Please write out the complete listing that follows, exactly as it reads.

☆ ☆ ☆ ☆ ☆ ☆ ☆

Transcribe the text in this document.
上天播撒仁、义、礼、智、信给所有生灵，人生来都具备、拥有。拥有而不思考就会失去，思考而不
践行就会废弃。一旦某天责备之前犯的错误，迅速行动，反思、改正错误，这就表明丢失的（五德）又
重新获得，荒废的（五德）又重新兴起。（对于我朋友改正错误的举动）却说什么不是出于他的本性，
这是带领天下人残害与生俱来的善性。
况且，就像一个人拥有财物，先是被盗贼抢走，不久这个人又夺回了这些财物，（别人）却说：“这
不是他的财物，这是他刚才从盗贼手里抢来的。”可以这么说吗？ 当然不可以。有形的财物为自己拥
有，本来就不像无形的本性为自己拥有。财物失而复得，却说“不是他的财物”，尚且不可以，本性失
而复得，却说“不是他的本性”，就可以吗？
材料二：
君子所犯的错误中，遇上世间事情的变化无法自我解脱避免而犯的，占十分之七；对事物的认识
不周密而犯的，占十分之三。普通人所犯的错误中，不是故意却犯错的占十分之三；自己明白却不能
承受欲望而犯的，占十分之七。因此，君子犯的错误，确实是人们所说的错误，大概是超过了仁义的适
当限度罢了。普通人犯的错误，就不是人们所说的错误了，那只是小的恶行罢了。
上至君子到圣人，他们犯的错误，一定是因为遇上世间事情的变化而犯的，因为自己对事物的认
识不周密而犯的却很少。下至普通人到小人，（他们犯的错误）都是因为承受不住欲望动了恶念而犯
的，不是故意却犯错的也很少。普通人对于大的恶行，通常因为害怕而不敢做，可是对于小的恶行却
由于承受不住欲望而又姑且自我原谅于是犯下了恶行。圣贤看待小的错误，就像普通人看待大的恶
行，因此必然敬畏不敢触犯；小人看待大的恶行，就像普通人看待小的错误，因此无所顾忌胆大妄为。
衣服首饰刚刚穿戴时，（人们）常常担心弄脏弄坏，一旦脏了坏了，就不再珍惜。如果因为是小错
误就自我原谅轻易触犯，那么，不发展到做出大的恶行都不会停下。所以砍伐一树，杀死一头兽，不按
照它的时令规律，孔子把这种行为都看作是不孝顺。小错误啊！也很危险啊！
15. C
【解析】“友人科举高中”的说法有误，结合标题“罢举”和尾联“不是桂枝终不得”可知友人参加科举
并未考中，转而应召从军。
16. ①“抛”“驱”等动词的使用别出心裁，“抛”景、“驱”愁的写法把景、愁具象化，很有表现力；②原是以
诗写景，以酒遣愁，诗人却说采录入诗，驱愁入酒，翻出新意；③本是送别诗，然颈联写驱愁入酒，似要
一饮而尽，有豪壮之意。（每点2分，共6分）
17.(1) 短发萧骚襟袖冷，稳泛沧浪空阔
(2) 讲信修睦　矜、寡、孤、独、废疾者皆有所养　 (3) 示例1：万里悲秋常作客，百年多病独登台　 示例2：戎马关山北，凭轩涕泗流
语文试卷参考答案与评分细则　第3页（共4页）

☆ ☆ ☆ ☆ ☆ ☆ ☆

### Problem solution
Transcribe the text in this document.
上天播撒仁、义、礼、智、信给所有生灵，人生来都具备、拥有。拥有而不思考就会失去，思考而不
践行就会废弃。一旦某天责备之前犯的错误，迅速行动，反思、改正错误，这就表明丢失的（五德）又
重新获得，荒废的（五德）又重新兴起。（对于我朋友改正错误的举动）却说什么不是出于他的本性，
这是带领天下人残害与生俱来的善性。
况且，就像一个人拥有财物，先是被盗贼抢走，不久这个人又夺回了这些财物，（别人）却说：“这
不是他的财物，这是他刚才从盗贼手里抢来的。”可以这么说吗？ 当然不可以。有形的财物为自己拥
有，本来就不像无形的本性为自己拥有。财物失而复得，却说“不是他的财物”，尚且不可以，本性失
而复得，却说“不是他的本性”，就可以吗？
材料二：
君子所犯的错误中，遇上世间事情的变化无法自我解脱避免而犯的，占十分之七；对事物的认识
不周密而犯的，占十分之三。普通人所犯的错误中，不是故意却犯错的占十分之三；自己明白却不能
承受欲望而犯的，占十分之七。因此，君子犯的错误，确实是人们所说的错误，大概是超过了仁义的适
当限度罢了。普通人犯的错误，就不是人们所说的错误了，那只是小的恶行罢了。
上至君子到圣人，他们犯的错误，一定是因为遇上世间事情的变化而犯的，因为自己对事物的认
识不周密而犯的却很少。下至普通人到小人，（他们犯的错误）都是因为承受不住欲望动了恶念而犯
的，不是故意却犯错的也很少。普通人对于大的恶行，通常因为害怕而不敢做，可是对于小的恶行却
由于承受不住欲望而又姑且自我原谅于是犯下了恶行。圣贤看待小的错误，就像普通人看待大的恶
行，因此必然敬畏不敢触犯；小人看待大的恶行，就像普通人看待小的错误，因此无所顾忌胆大妄为。
衣服首饰刚刚穿戴时，（人们）常常担心弄脏弄坏，一旦脏了坏了，就不再珍惜。如果因为是小错
误就自我原谅轻易触犯，那么，不发展到做出大的恶行都不会停下。所以砍伐一树，杀死一头兽，不按
照它的时令规律，孔子把这种行为都看作是不孝顺。小错误啊！也很危险啊！
15. C
【解析】“友人科举高中”的说法有误，结合标题“罢举”和尾联“不是桂枝终不得”可知友人参加科举
并未考中，转而应召从军。
16. ①“抛”“驱”等动词的使用别出心裁，“抛”景、“驱”愁的写法把景、愁具象化，很有表现力；②原是以
诗写景，以酒遣愁，诗人却说采录入诗，驱愁入酒，翻出新意；③本是送别诗，然颈联写驱愁入酒，似要
一饮而尽，有豪壮之意。（每点2分，共6分）
17.(1) 短发萧骚襟袖冷，稳泛沧浪空阔
(2) 讲信修睦　矜、寡、孤、独、废疾者皆有所养　 (3) 示例1：万里悲秋常作客，百年多病独登台　 示例2：戎马关山北，凭轩涕泗流
语文试卷参考答案与评分细则　第3页（共4页）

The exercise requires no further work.